▶ [Task details]: Leave out any picture and return the remaining listing below exactly as given.

▶ [Data records]:

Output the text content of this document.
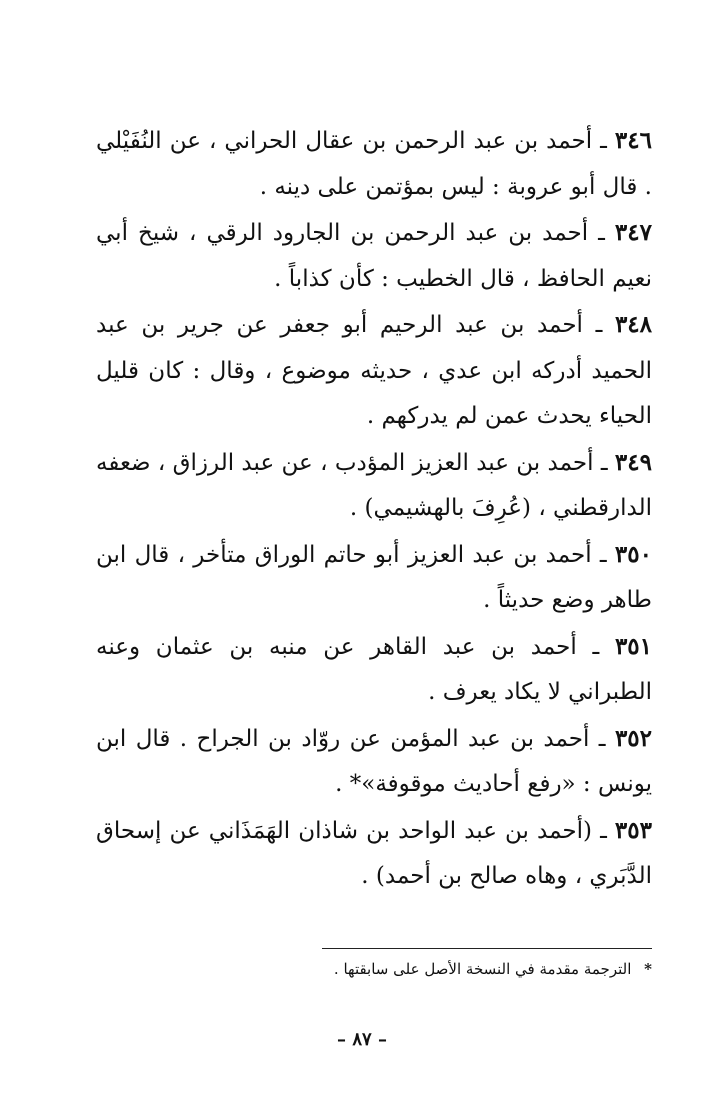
٣٤٦ ـ أحمد بن عبد الرحمن بن عقال الحراني ، عن النُفَيْلي . قال أبو عروبة : ليس بمؤتمن على دينه .

٣٤٧ ـ أحمد بن عبد الرحمن بن الجارود الرقي ، شيخ أبي نعيم الحافظ ، قال الخطيب : كأن كذاباً .

٣٤٨ ـ أحمد بن عبد الرحيم أبو جعفر عن جرير بن عبد الحميد أدركه ابن عدي ، حديثه موضوع ، وقال : كان قليل الحياء يحدث عمن لم يدركهم .

٣٤٩ ـ أحمد بن عبد العزيز المؤدب ، عن عبد الرزاق ، ضعفه الدارقطني ، (عُرِفَ بالهشيمي) .

٣٥٠ ـ أحمد بن عبد العزيز أبو حاتم الوراق متأخر ، قال ابن طاهر وضع حديثاً .

٣٥١ ـ أحمد بن عبد القاهر عن منبه بن عثمان وعنه الطبراني لا يكاد يعرف .

٣٥٢ ـ أحمد بن عبد المؤمن عن روّاد بن الجراح . قال ابن يونس : «رفع أحاديث موقوفة»* .

٣٥٣ ـ (أحمد بن عبد الواحد بن شاذان الهَمَذَاني عن إسحاق الدَّبَري ، وهاه صالح بن أحمد) .

* الترجمة مقدمة في النسخة الأصل على سابقتها .
– ٨٧ –
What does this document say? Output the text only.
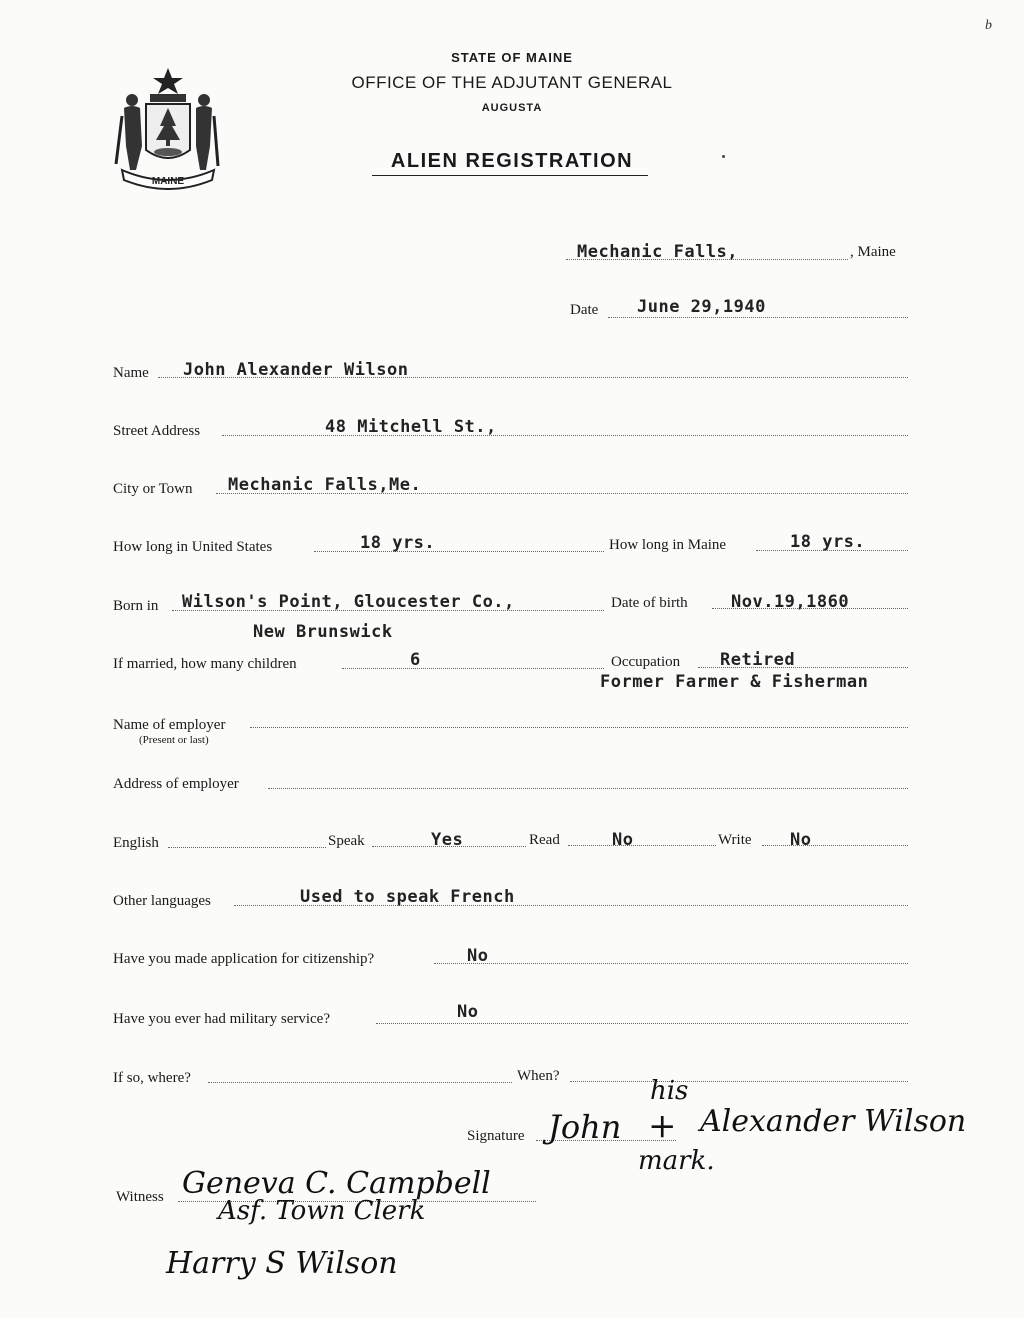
b
MAINE
STATE OF MAINE
OFFICE OF THE ADJUTANT GENERAL
AUGUSTA
ALIEN REGISTRATION
Mechanic Falls,	, Maine
Date June 29,1940
Name John Alexander Wilson
Street Address	48 Mitchell St.,
City or Town Mechanic Falls,Me.
How long in United States	18 yrs.	How long in Maine	18 yrs.
Born in Wilson's Point, Gloucester Co.,
New Brunswick
Date of birth	Nov.19,1860
If married, how many children	6	Occupation Retired
Former Farmer & Fisherman
Name of employer
(Present or last)
Address of employer
English	Speak	Yes	Read	No	Write No
Other languages	Used to speak French
Have you made application for citizenship?	No
Have you ever had military service?	No
If so, where?	When?
Signature
his
John + Alexander Wilson
mark.
Witness Geneva C. Campbell
Asf. Town Clerk
Harry S Wilson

▶ [Answer to the exercise]:
Output the text content of this document.
٣٤٦ ـ أحمد بن عبد الرحمن بن عقال الحراني ، عن النُفَيْلي . قال أبو عروبة : ليس بمؤتمن على دينه .

٣٤٧ ـ أحمد بن عبد الرحمن بن الجارود الرقي ، شيخ أبي نعيم الحافظ ، قال الخطيب : كأن كذاباً .

٣٤٨ ـ أحمد بن عبد الرحيم أبو جعفر عن جرير بن عبد الحميد أدركه ابن عدي ، حديثه موضوع ، وقال : كان قليل الحياء يحدث عمن لم يدركهم .

٣٤٩ ـ أحمد بن عبد العزيز المؤدب ، عن عبد الرزاق ، ضعفه الدارقطني ، (عُرِفَ بالهشيمي) .

٣٥٠ ـ أحمد بن عبد العزيز أبو حاتم الوراق متأخر ، قال ابن طاهر وضع حديثاً .

٣٥١ ـ أحمد بن عبد القاهر عن منبه بن عثمان وعنه الطبراني لا يكاد يعرف .

٣٥٢ ـ أحمد بن عبد المؤمن عن روّاد بن الجراح . قال ابن يونس : «رفع أحاديث موقوفة»* .

٣٥٣ ـ (أحمد بن عبد الواحد بن شاذان الهَمَذَاني عن إسحاق الدَّبَري ، وهاه صالح بن أحمد) .

* الترجمة مقدمة في النسخة الأصل على سابقتها .
– ٨٧ –
What does this document say? Output the text only.
b
MAINE
STATE OF MAINE
OFFICE OF THE ADJUTANT GENERAL
AUGUSTA
ALIEN REGISTRATION
Mechanic Falls,	, Maine
Date June 29,1940
Name John Alexander Wilson
Street Address	48 Mitchell St.,
City or Town Mechanic Falls,Me.
How long in United States	18 yrs.	How long in Maine	18 yrs.
Born in Wilson's Point, Gloucester Co.,
New Brunswick
Date of birth	Nov.19,1860
If married, how many children	6	Occupation Retired
Former Farmer & Fisherman
Name of employer
(Present or last)
Address of employer
English	Speak	Yes	Read	No	Write No
Other languages	Used to speak French
Have you made application for citizenship?	No
Have you ever had military service?	No
If so, where?	When?
Signature
his
John + Alexander Wilson
mark.
Witness Geneva C. Campbell
Asf. Town Clerk
Harry S Wilson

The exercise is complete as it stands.